● Requirement:
Retype the material word for word.
>>
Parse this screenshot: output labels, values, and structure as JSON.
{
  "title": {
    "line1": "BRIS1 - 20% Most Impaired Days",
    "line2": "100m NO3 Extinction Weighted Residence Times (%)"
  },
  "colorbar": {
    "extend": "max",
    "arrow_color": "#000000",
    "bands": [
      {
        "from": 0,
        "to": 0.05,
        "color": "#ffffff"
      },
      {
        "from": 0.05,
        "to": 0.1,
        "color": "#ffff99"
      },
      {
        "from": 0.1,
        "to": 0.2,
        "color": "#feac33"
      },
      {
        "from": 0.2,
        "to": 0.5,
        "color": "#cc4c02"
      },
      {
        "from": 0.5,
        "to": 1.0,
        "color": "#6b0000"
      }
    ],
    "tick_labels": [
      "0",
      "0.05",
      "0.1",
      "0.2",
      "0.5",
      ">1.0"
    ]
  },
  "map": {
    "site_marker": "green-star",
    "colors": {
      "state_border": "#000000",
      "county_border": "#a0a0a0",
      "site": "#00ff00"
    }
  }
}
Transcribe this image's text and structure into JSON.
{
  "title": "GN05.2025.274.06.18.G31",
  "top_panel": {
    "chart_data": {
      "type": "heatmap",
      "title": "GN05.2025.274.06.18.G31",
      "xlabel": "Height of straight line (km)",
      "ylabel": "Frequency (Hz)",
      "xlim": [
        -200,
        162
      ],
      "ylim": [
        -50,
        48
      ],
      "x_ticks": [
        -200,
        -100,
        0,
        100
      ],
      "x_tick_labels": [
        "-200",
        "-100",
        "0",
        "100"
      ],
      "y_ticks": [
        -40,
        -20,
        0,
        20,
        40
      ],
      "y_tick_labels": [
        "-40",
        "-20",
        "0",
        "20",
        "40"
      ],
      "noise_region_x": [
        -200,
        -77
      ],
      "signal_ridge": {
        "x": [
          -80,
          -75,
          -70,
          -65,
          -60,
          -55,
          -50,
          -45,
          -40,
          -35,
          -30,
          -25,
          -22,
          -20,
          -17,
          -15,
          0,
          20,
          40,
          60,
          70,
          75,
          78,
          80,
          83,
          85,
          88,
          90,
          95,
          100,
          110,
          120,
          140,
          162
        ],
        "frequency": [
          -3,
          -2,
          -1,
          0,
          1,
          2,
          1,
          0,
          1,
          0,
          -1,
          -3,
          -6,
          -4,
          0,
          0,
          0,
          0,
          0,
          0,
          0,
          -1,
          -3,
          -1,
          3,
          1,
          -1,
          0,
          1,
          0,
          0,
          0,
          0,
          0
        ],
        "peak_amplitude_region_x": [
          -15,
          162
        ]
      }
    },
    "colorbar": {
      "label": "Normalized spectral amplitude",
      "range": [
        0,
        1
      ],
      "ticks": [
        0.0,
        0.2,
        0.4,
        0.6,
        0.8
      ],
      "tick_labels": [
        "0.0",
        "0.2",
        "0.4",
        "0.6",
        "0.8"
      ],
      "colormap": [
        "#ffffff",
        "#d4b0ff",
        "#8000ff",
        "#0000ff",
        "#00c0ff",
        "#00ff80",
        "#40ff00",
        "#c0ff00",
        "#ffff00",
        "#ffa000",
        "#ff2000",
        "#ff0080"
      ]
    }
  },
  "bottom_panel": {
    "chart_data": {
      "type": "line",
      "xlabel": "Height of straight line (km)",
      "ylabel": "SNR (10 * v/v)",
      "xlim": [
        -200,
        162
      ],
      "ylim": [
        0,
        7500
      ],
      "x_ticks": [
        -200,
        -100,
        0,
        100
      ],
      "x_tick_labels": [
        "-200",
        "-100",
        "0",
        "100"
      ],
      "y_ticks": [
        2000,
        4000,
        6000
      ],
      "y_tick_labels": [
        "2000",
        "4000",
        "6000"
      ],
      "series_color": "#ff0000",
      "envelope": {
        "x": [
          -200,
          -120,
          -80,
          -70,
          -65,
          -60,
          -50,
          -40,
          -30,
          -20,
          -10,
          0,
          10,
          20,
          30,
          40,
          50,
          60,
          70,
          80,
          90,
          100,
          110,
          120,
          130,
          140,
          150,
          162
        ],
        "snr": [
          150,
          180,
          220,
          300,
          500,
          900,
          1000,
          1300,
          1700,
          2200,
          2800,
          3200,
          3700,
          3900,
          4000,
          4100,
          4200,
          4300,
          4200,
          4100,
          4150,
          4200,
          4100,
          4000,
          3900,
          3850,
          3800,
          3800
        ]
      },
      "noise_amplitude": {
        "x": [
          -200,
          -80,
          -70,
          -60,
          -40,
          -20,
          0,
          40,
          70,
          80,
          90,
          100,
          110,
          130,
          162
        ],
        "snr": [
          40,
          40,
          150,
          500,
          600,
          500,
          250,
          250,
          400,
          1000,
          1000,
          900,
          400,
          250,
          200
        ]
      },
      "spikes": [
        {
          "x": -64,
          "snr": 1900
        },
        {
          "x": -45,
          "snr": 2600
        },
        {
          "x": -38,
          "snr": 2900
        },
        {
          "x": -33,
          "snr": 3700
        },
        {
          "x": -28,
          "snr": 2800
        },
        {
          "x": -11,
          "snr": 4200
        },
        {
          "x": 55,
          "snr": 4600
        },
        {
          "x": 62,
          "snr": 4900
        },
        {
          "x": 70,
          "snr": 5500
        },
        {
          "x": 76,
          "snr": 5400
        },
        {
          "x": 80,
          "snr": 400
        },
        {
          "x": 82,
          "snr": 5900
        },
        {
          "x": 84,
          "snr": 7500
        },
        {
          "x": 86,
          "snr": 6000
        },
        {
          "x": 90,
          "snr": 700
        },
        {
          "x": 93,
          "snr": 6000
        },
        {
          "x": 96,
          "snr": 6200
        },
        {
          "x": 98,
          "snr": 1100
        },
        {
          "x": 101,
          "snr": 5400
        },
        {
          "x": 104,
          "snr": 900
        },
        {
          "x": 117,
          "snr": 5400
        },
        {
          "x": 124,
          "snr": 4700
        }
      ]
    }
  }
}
<<
● The result:
Parse this screenshot: output labels, values, and structure as JSON.
{
  "title": {
    "line1": "BRIS1 - 20% Most Impaired Days",
    "line2": "100m NO3 Extinction Weighted Residence Times (%)"
  },
  "colorbar": {
    "extend": "max",
    "arrow_color": "#000000",
    "bands": [
      {
        "from": 0,
        "to": 0.05,
        "color": "#ffffff"
      },
      {
        "from": 0.05,
        "to": 0.1,
        "color": "#ffff99"
      },
      {
        "from": 0.1,
        "to": 0.2,
        "color": "#feac33"
      },
      {
        "from": 0.2,
        "to": 0.5,
        "color": "#cc4c02"
      },
      {
        "from": 0.5,
        "to": 1.0,
        "color": "#6b0000"
      }
    ],
    "tick_labels": [
      "0",
      "0.05",
      "0.1",
      "0.2",
      "0.5",
      ">1.0"
    ]
  },
  "map": {
    "site_marker": "green-star",
    "colors": {
      "state_border": "#000000",
      "county_border": "#a0a0a0",
      "site": "#00ff00"
    }
  }
}
Transcribe this image's text and structure into JSON.
{
  "title": "GN05.2025.274.06.18.G31",
  "top_panel": {
    "chart_data": {
      "type": "heatmap",
      "title": "GN05.2025.274.06.18.G31",
      "xlabel": "Height of straight line (km)",
      "ylabel": "Frequency (Hz)",
      "xlim": [
        -200,
        162
      ],
      "ylim": [
        -50,
        48
      ],
      "x_ticks": [
        -200,
        -100,
        0,
        100
      ],
      "x_tick_labels": [
        "-200",
        "-100",
        "0",
        "100"
      ],
      "y_ticks": [
        -40,
        -20,
        0,
        20,
        40
      ],
      "y_tick_labels": [
        "-40",
        "-20",
        "0",
        "20",
        "40"
      ],
      "noise_region_x": [
        -200,
        -77
      ],
      "signal_ridge": {
        "x": [
          -80,
          -75,
          -70,
          -65,
          -60,
          -55,
          -50,
          -45,
          -40,
          -35,
          -30,
          -25,
          -22,
          -20,
          -17,
          -15,
          0,
          20,
          40,
          60,
          70,
          75,
          78,
          80,
          83,
          85,
          88,
          90,
          95,
          100,
          110,
          120,
          140,
          162
        ],
        "frequency": [
          -3,
          -2,
          -1,
          0,
          1,
          2,
          1,
          0,
          1,
          0,
          -1,
          -3,
          -6,
          -4,
          0,
          0,
          0,
          0,
          0,
          0,
          0,
          -1,
          -3,
          -1,
          3,
          1,
          -1,
          0,
          1,
          0,
          0,
          0,
          0,
          0
        ],
        "peak_amplitude_region_x": [
          -15,
          162
        ]
      }
    },
    "colorbar": {
      "label": "Normalized spectral amplitude",
      "range": [
        0,
        1
      ],
      "ticks": [
        0.0,
        0.2,
        0.4,
        0.6,
        0.8
      ],
      "tick_labels": [
        "0.0",
        "0.2",
        "0.4",
        "0.6",
        "0.8"
      ],
      "colormap": [
        "#ffffff",
        "#d4b0ff",
        "#8000ff",
        "#0000ff",
        "#00c0ff",
        "#00ff80",
        "#40ff00",
        "#c0ff00",
        "#ffff00",
        "#ffa000",
        "#ff2000",
        "#ff0080"
      ]
    }
  },
  "bottom_panel": {
    "chart_data": {
      "type": "line",
      "xlabel": "Height of straight line (km)",
      "ylabel": "SNR (10 * v/v)",
      "xlim": [
        -200,
        162
      ],
      "ylim": [
        0,
        7500
      ],
      "x_ticks": [
        -200,
        -100,
        0,
        100
      ],
      "x_tick_labels": [
        "-200",
        "-100",
        "0",
        "100"
      ],
      "y_ticks": [
        2000,
        4000,
        6000
      ],
      "y_tick_labels": [
        "2000",
        "4000",
        "6000"
      ],
      "series_color": "#ff0000",
      "envelope": {
        "x": [
          -200,
          -120,
          -80,
          -70,
          -65,
          -60,
          -50,
          -40,
          -30,
          -20,
          -10,
          0,
          10,
          20,
          30,
          40,
          50,
          60,
          70,
          80,
          90,
          100,
          110,
          120,
          130,
          140,
          150,
          162
        ],
        "snr": [
          150,
          180,
          220,
          300,
          500,
          900,
          1000,
          1300,
          1700,
          2200,
          2800,
          3200,
          3700,
          3900,
          4000,
          4100,
          4200,
          4300,
          4200,
          4100,
          4150,
          4200,
          4100,
          4000,
          3900,
          3850,
          3800,
          3800
        ]
      },
      "noise_amplitude": {
        "x": [
          -200,
          -80,
          -70,
          -60,
          -40,
          -20,
          0,
          40,
          70,
          80,
          90,
          100,
          110,
          130,
          162
        ],
        "snr": [
          40,
          40,
          150,
          500,
          600,
          500,
          250,
          250,
          400,
          1000,
          1000,
          900,
          400,
          250,
          200
        ]
      },
      "spikes": [
        {
          "x": -64,
          "snr": 1900
        },
        {
          "x": -45,
          "snr": 2600
        },
        {
          "x": -38,
          "snr": 2900
        },
        {
          "x": -33,
          "snr": 3700
        },
        {
          "x": -28,
          "snr": 2800
        },
        {
          "x": -11,
          "snr": 4200
        },
        {
          "x": 55,
          "snr": 4600
        },
        {
          "x": 62,
          "snr": 4900
        },
        {
          "x": 70,
          "snr": 5500
        },
        {
          "x": 76,
          "snr": 5400
        },
        {
          "x": 80,
          "snr": 400
        },
        {
          "x": 82,
          "snr": 5900
        },
        {
          "x": 84,
          "snr": 7500
        },
        {
          "x": 86,
          "snr": 6000
        },
        {
          "x": 90,
          "snr": 700
        },
        {
          "x": 93,
          "snr": 6000
        },
        {
          "x": 96,
          "snr": 6200
        },
        {
          "x": 98,
          "snr": 1100
        },
        {
          "x": 101,
          "snr": 5400
        },
        {
          "x": 104,
          "snr": 900
        },
        {
          "x": 117,
          "snr": 5400
        },
        {
          "x": 124,
          "snr": 4700
        }
      ]
    }
  }
}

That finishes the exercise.